--- Do this ---
Leave out the images; return the rest of the data exactly.

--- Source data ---
=-=-=
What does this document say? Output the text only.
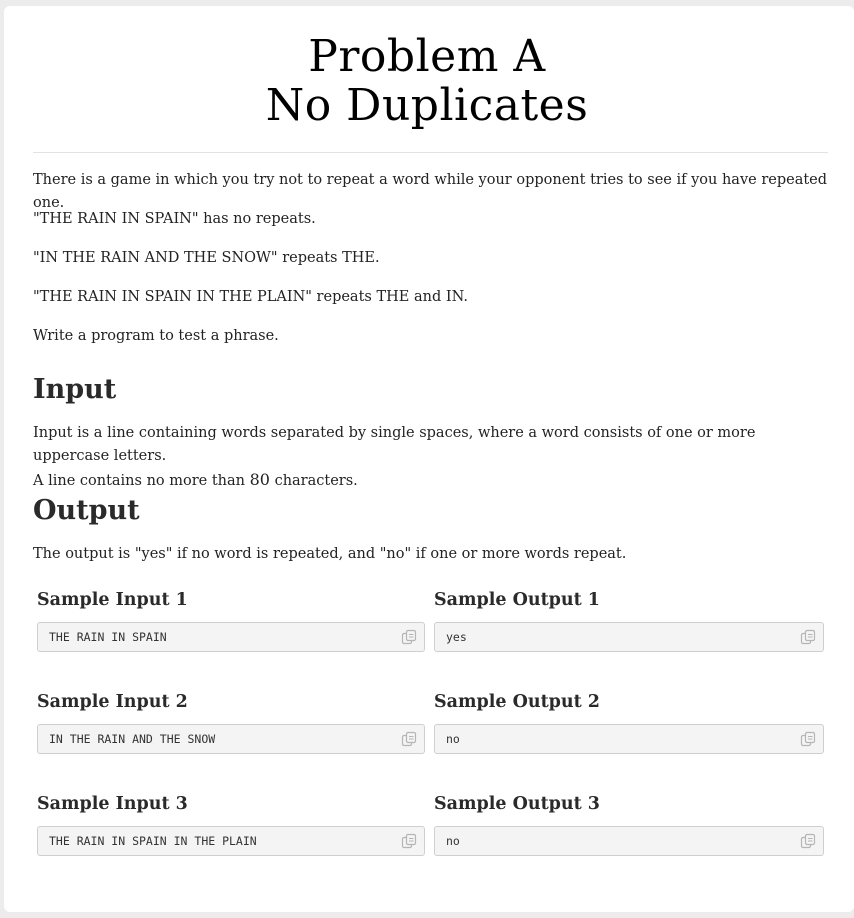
Problem A
No Duplicates

There is a game in which you try not to repeat a word while your opponent tries to see if you have repeated one.

"THE RAIN IN SPAIN" has no repeats.

"IN THE RAIN AND THE SNOW" repeats THE.

"THE RAIN IN SPAIN IN THE PLAIN" repeats THE and IN.

Write a program to test a phrase.

Input

Input is a line containing words separated by single spaces, where a word consists of one or more uppercase letters.
A line contains no more than 80 characters.

Output

The output is "yes" if no word is repeated, and "no" if one or more words repeat.

Sample Input 1	Sample Output 1
THE RAIN IN SPAIN	yes
Sample Input 2	Sample Output 2
IN THE RAIN AND THE SNOW	no
Sample Input 3	Sample Output 3
THE RAIN IN SPAIN IN THE PLAIN	no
=-=-=
--- Finished task ---
What does this document say? Output the text only.
Problem A
No Duplicates

There is a game in which you try not to repeat a word while your opponent tries to see if you have repeated one.

"THE RAIN IN SPAIN" has no repeats.

"IN THE RAIN AND THE SNOW" repeats THE.

"THE RAIN IN SPAIN IN THE PLAIN" repeats THE and IN.

Write a program to test a phrase.

Input

Input is a line containing words separated by single spaces, where a word consists of one or more uppercase letters.
A line contains no more than 80 characters.

Output

The output is "yes" if no word is repeated, and "no" if one or more words repeat.

Sample Input 1	Sample Output 1
THE RAIN IN SPAIN	yes
Sample Input 2	Sample Output 2
IN THE RAIN AND THE SNOW	no
Sample Input 3	Sample Output 3
THE RAIN IN SPAIN IN THE PLAIN	no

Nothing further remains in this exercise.